** start of DATA EXTRACT **

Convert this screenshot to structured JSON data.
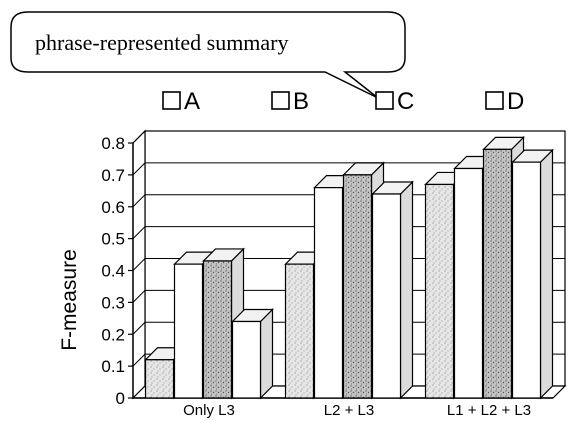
{
  "callout": {
    "text": "phrase-represented summary"
  },
  "chart_data": {
    "type": "bar",
    "title": "",
    "xlabel": "",
    "ylabel": "F-measure",
    "ylim": [
      0,
      0.8
    ],
    "yticks": [
      "0",
      "0.1",
      "0.2",
      "0.3",
      "0.4",
      "0.5",
      "0.6",
      "0.7",
      "0.8"
    ],
    "grid": true,
    "legend_position": "top",
    "categories": [
      "Only L3",
      "L2 + L3",
      "L1 + L2 + L3"
    ],
    "series": [
      {
        "name": "A",
        "values": [
          0.12,
          0.42,
          0.67
        ],
        "fill": "#d9d9d9"
      },
      {
        "name": "B",
        "values": [
          0.42,
          0.66,
          0.72
        ],
        "fill": "#ffffff"
      },
      {
        "name": "C",
        "values": [
          0.43,
          0.7,
          0.78
        ],
        "fill": "#aaaaaa"
      },
      {
        "name": "D",
        "values": [
          0.24,
          0.64,
          0.74
        ],
        "fill": "#ffffff"
      }
    ]
  }
}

** end of DATA EXTRACT **

Go through the entries above and pull out each line with "fill" in it.

        "fill": "#d9d9d9"
        "fill": "#ffffff"
        "fill": "#aaaaaa"
        "fill": "#ffffff"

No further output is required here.